SHORT PROBLEM:
Transcribe the records that follow. Keep every word exactly, and drop the pictures.

MATERIAL FOR THIS EXERCISE:
* START *
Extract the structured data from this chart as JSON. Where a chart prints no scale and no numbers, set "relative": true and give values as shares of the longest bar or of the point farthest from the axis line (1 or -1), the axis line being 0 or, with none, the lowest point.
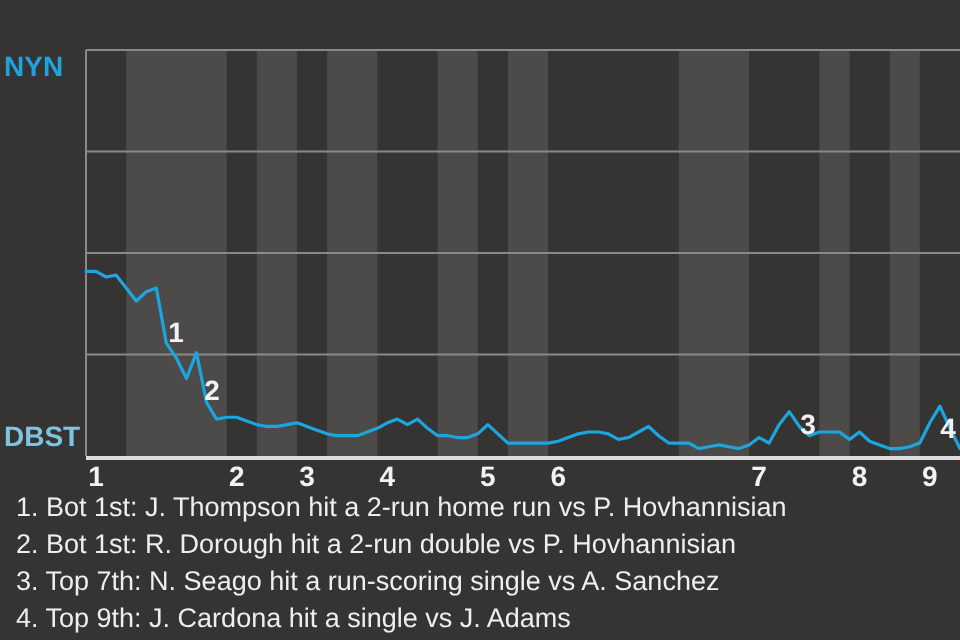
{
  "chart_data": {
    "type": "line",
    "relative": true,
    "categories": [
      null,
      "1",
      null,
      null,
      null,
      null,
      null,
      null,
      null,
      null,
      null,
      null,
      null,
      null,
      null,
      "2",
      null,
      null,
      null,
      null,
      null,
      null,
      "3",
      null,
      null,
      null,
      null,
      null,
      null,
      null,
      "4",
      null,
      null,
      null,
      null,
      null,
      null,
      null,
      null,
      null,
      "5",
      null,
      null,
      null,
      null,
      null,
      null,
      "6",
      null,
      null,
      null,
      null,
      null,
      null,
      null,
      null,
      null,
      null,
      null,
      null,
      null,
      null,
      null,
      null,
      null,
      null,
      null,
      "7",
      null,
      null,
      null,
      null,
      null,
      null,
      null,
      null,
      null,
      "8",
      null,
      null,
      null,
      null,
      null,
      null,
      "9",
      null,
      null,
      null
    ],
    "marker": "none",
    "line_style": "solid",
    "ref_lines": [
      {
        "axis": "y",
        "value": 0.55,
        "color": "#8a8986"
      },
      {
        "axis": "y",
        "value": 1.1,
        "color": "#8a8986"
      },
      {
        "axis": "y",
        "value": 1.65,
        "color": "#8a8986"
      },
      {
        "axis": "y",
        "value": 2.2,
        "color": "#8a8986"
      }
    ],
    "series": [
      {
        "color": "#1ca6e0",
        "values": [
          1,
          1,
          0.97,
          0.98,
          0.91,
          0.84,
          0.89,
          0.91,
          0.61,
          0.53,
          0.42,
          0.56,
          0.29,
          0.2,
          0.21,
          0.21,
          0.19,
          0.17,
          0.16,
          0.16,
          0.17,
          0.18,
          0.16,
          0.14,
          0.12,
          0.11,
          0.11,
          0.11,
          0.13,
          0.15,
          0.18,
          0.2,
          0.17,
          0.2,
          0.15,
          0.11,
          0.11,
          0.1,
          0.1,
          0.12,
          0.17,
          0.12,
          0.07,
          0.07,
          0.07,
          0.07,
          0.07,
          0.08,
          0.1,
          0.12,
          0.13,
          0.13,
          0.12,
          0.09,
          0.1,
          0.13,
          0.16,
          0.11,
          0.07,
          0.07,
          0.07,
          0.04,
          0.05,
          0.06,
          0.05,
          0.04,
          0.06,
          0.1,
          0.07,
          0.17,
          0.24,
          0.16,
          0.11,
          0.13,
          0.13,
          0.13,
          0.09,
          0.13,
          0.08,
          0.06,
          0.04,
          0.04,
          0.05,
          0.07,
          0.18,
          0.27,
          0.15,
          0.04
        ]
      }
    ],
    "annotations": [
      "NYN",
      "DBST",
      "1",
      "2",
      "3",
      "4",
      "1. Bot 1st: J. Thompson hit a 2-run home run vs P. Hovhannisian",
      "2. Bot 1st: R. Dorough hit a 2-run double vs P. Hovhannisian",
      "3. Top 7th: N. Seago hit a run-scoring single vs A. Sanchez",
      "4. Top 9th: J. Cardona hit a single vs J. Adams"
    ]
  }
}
* END *
SOLUTION:
Extract the structured data from this chart as JSON. Where a chart prints no scale and no numbers, set "relative": true and give values as shares of the longest bar or of the point farthest from the axis line (1 or -1), the axis line being 0 or, with none, the lowest point.
{
  "chart_data": {
    "type": "line",
    "relative": true,
    "categories": [
      null,
      "1",
      null,
      null,
      null,
      null,
      null,
      null,
      null,
      null,
      null,
      null,
      null,
      null,
      null,
      "2",
      null,
      null,
      null,
      null,
      null,
      null,
      "3",
      null,
      null,
      null,
      null,
      null,
      null,
      null,
      "4",
      null,
      null,
      null,
      null,
      null,
      null,
      null,
      null,
      null,
      "5",
      null,
      null,
      null,
      null,
      null,
      null,
      "6",
      null,
      null,
      null,
      null,
      null,
      null,
      null,
      null,
      null,
      null,
      null,
      null,
      null,
      null,
      null,
      null,
      null,
      null,
      null,
      "7",
      null,
      null,
      null,
      null,
      null,
      null,
      null,
      null,
      null,
      "8",
      null,
      null,
      null,
      null,
      null,
      null,
      "9",
      null,
      null,
      null
    ],
    "marker": "none",
    "line_style": "solid",
    "ref_lines": [
      {
        "axis": "y",
        "value": 0.55,
        "color": "#8a8986"
      },
      {
        "axis": "y",
        "value": 1.1,
        "color": "#8a8986"
      },
      {
        "axis": "y",
        "value": 1.65,
        "color": "#8a8986"
      },
      {
        "axis": "y",
        "value": 2.2,
        "color": "#8a8986"
      }
    ],
    "series": [
      {
        "color": "#1ca6e0",
        "values": [
          1,
          1,
          0.97,
          0.98,
          0.91,
          0.84,
          0.89,
          0.91,
          0.61,
          0.53,
          0.42,
          0.56,
          0.29,
          0.2,
          0.21,
          0.21,
          0.19,
          0.17,
          0.16,
          0.16,
          0.17,
          0.18,
          0.16,
          0.14,
          0.12,
          0.11,
          0.11,
          0.11,
          0.13,
          0.15,
          0.18,
          0.2,
          0.17,
          0.2,
          0.15,
          0.11,
          0.11,
          0.1,
          0.1,
          0.12,
          0.17,
          0.12,
          0.07,
          0.07,
          0.07,
          0.07,
          0.07,
          0.08,
          0.1,
          0.12,
          0.13,
          0.13,
          0.12,
          0.09,
          0.1,
          0.13,
          0.16,
          0.11,
          0.07,
          0.07,
          0.07,
          0.04,
          0.05,
          0.06,
          0.05,
          0.04,
          0.06,
          0.1,
          0.07,
          0.17,
          0.24,
          0.16,
          0.11,
          0.13,
          0.13,
          0.13,
          0.09,
          0.13,
          0.08,
          0.06,
          0.04,
          0.04,
          0.05,
          0.07,
          0.18,
          0.27,
          0.15,
          0.04
        ]
      }
    ],
    "annotations": [
      "NYN",
      "DBST",
      "1",
      "2",
      "3",
      "4",
      "1. Bot 1st: J. Thompson hit a 2-run home run vs P. Hovhannisian",
      "2. Bot 1st: R. Dorough hit a 2-run double vs P. Hovhannisian",
      "3. Top 7th: N. Seago hit a run-scoring single vs A. Sanchez",
      "4. Top 9th: J. Cardona hit a single vs J. Adams"
    ]
  }
}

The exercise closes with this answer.